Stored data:
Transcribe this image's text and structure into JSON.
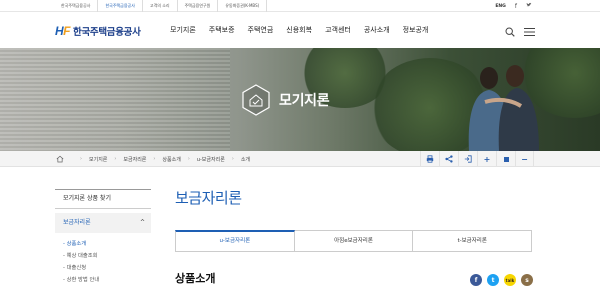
{
  "topbar": {
    "tabs": [
      {
        "label": "한국주택금융공사",
        "active": false
      },
      {
        "label": "한국주택금융공사",
        "active": true
      },
      {
        "label": "고객의 소리",
        "active": false
      },
      {
        "label": "주택금융연구원",
        "active": false
      },
      {
        "label": "유동화증권(K-MBS)",
        "active": false
      }
    ],
    "lang": "ENG",
    "facebook": "f",
    "twitter": "t"
  },
  "header": {
    "logo_mark": "HF",
    "logo_text": "한국주택금융공사",
    "nav": [
      "모기지론",
      "주택보증",
      "주택연금",
      "신용회복",
      "고객센터",
      "공사소개",
      "정보공개"
    ]
  },
  "hero": {
    "title": "모기지론"
  },
  "breadcrumb": [
    "모기지론",
    "보금자리론",
    "상품소개",
    "u-보금자리론",
    "소개"
  ],
  "tools": [
    "print",
    "share",
    "home",
    "plus",
    "stop",
    "minus"
  ],
  "lnb": {
    "title": "모기지론 상품 찾기",
    "section": "보금자리론",
    "section_caret": "^",
    "items": [
      {
        "label": "- 상품소개",
        "active": true
      },
      {
        "label": "- 예상 대출조회",
        "active": false
      },
      {
        "label": "- 대출신청",
        "active": false
      },
      {
        "label": "- 상환 방법 안내",
        "active": false
      }
    ]
  },
  "main": {
    "title": "보금자리론",
    "tabs": [
      {
        "label": "u-보금자리론",
        "active": true
      },
      {
        "label": "아낌e보금자리론",
        "active": false
      },
      {
        "label": "t-보금자리론",
        "active": false
      }
    ],
    "section_title": "상품소개"
  },
  "share": [
    {
      "icon": "facebook-icon",
      "text": "f",
      "color": "#3b5998"
    },
    {
      "icon": "twitter-icon",
      "text": "t",
      "color": "#1da1f2"
    },
    {
      "icon": "kakaotalk-icon",
      "text": "talk",
      "color": "#f7d600"
    },
    {
      "icon": "kakaostory-icon",
      "text": "s",
      "color": "#8a6f48"
    }
  ],
  "colors": {
    "brand": "#1e5fb4",
    "brand_dark": "#1c3f8a",
    "accent": "#f0a020"
  }
}
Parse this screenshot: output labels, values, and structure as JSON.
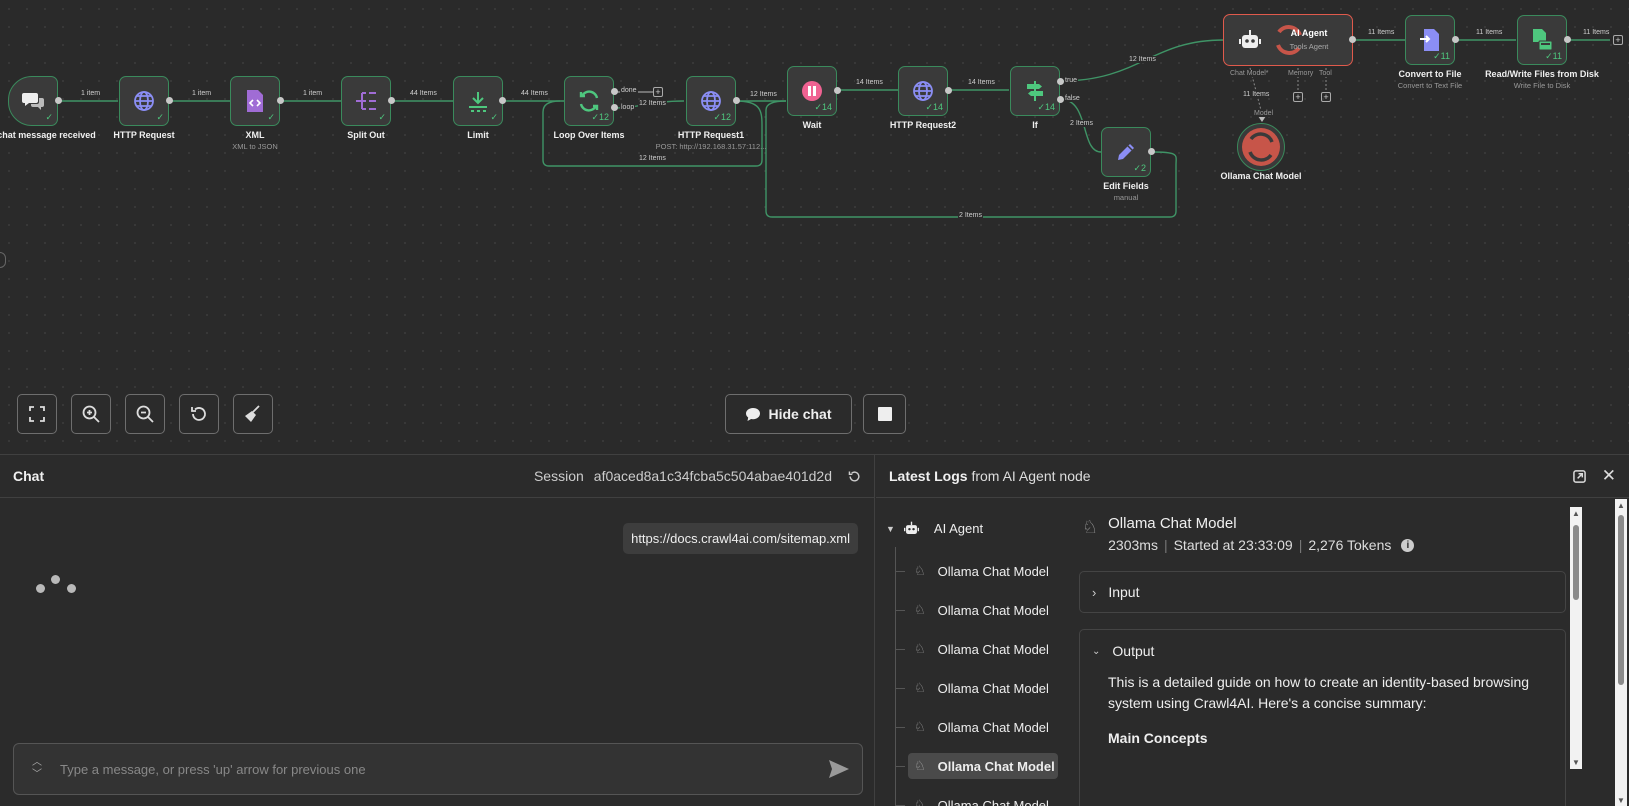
{
  "canvas": {
    "nodes": {
      "trigger": {
        "label": "When chat message received"
      },
      "http1": {
        "label": "HTTP Request"
      },
      "xml": {
        "label": "XML",
        "sub": "XML to JSON"
      },
      "split": {
        "label": "Split Out"
      },
      "limit": {
        "label": "Limit"
      },
      "loop": {
        "label": "Loop Over Items",
        "count": "12",
        "out_done": "done",
        "out_loop": "loop"
      },
      "http_req1": {
        "label": "HTTP Request1",
        "sub": "POST: http://192.168.31.57:112...",
        "count": "12"
      },
      "wait": {
        "label": "Wait",
        "count": "14"
      },
      "http2": {
        "label": "HTTP Request2",
        "count": "14"
      },
      "if": {
        "label": "If",
        "count": "14",
        "out_true": "true",
        "out_false": "false"
      },
      "edit": {
        "label": "Edit Fields",
        "sub": "manual",
        "count": "2"
      },
      "agent": {
        "label": "AI Agent",
        "sub": "Tools Agent",
        "port_chat": "Chat Model*",
        "port_memory": "Memory",
        "port_tool": "Tool"
      },
      "ollama": {
        "label": "Ollama Chat Model",
        "model_label": "Model"
      },
      "convert": {
        "label": "Convert to File",
        "sub": "Convert to Text File",
        "count": "11"
      },
      "rw": {
        "label": "Read/Write Files from Disk",
        "sub": "Write File to Disk",
        "count": "11"
      }
    },
    "edges": {
      "e1": "1 item",
      "e2": "1 item",
      "e3": "1 item",
      "e4": "44 Items",
      "e5": "44 Items",
      "e6": "12 Items",
      "e7": "12 Items",
      "e8": "12 Items",
      "e9": "14 Items",
      "e10": "14 Items",
      "e11": "12 Items",
      "e12": "2 Items",
      "e13": "2 Items",
      "e14": "11 Items",
      "e15": "11 Items",
      "e16": "11 Items",
      "e17": "11 Items"
    },
    "hide_chat_label": "Hide chat"
  },
  "chat": {
    "title": "Chat",
    "session_label": "Session",
    "session_id": "af0aced8a1c34fcba5c504abae401d2d",
    "user_message": "https://docs.crawl4ai.com/sitemap.xml",
    "input_placeholder": "Type a message, or press 'up' arrow for previous one"
  },
  "logs": {
    "title_bold": "Latest Logs",
    "title_rest": "from AI Agent node",
    "root": "AI Agent",
    "items": [
      "Ollama Chat Model",
      "Ollama Chat Model",
      "Ollama Chat Model",
      "Ollama Chat Model",
      "Ollama Chat Model",
      "Ollama Chat Model",
      "Ollama Chat Model"
    ],
    "detail": {
      "name": "Ollama Chat Model",
      "duration": "2303ms",
      "started": "Started at 23:33:09",
      "tokens": "2,276 Tokens",
      "input_label": "Input",
      "output_label": "Output",
      "output_text": "This is a detailed guide on how to create an identity-based browsing system using Crawl4AI. Here's a concise summary:",
      "output_heading": "Main Concepts"
    }
  },
  "colors": {
    "success": "#3a8a5c",
    "error": "#e05a4c",
    "edge": "#3f9466"
  }
}
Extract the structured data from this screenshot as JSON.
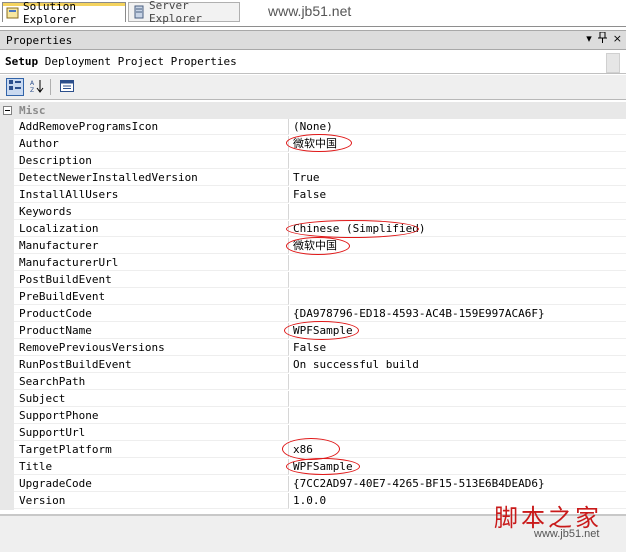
{
  "tabs": {
    "solution_explorer": "Solution Explorer",
    "server_explorer": "Server Explorer"
  },
  "watermark": "www.jb51.net",
  "panel": {
    "title": "Properties",
    "dropdown_glyph": "▾",
    "pin_glyph": "ᵖ",
    "close_glyph": "×"
  },
  "object_selector": {
    "bold": "Setup",
    "rest": " Deployment Project Properties"
  },
  "category": {
    "label": "Misc"
  },
  "properties": [
    {
      "name": "AddRemoveProgramsIcon",
      "value": "(None)"
    },
    {
      "name": "Author",
      "value": "微软中国"
    },
    {
      "name": "Description",
      "value": ""
    },
    {
      "name": "DetectNewerInstalledVersion",
      "value": "True"
    },
    {
      "name": "InstallAllUsers",
      "value": "False"
    },
    {
      "name": "Keywords",
      "value": ""
    },
    {
      "name": "Localization",
      "value": "Chinese (Simplified)"
    },
    {
      "name": "Manufacturer",
      "value": "微软中国"
    },
    {
      "name": "ManufacturerUrl",
      "value": ""
    },
    {
      "name": "PostBuildEvent",
      "value": ""
    },
    {
      "name": "PreBuildEvent",
      "value": ""
    },
    {
      "name": "ProductCode",
      "value": "{DA978796-ED18-4593-AC4B-159E997ACA6F}"
    },
    {
      "name": "ProductName",
      "value": "WPFSample"
    },
    {
      "name": "RemovePreviousVersions",
      "value": "False"
    },
    {
      "name": "RunPostBuildEvent",
      "value": "On successful build"
    },
    {
      "name": "SearchPath",
      "value": ""
    },
    {
      "name": "Subject",
      "value": ""
    },
    {
      "name": "SupportPhone",
      "value": ""
    },
    {
      "name": "SupportUrl",
      "value": ""
    },
    {
      "name": "TargetPlatform",
      "value": "x86"
    },
    {
      "name": "Title",
      "value": "WPFSample"
    },
    {
      "name": "UpgradeCode",
      "value": "{7CC2AD97-40E7-4265-BF15-513E6B4DEAD6}"
    },
    {
      "name": "Version",
      "value": "1.0.0"
    }
  ],
  "logo": {
    "chinese": "脚本之家",
    "url": "www.jb51.net"
  }
}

# Task details
Show all lines in the entries above where the word "JSON" appears.

# Written solution
Transcribe this image's text and structure into JSON.
Parse this screenshot: output labels, values, and structure as JSON.
        "sub": "XML to JSON"
Extract the structured data from this screenshot as JSON.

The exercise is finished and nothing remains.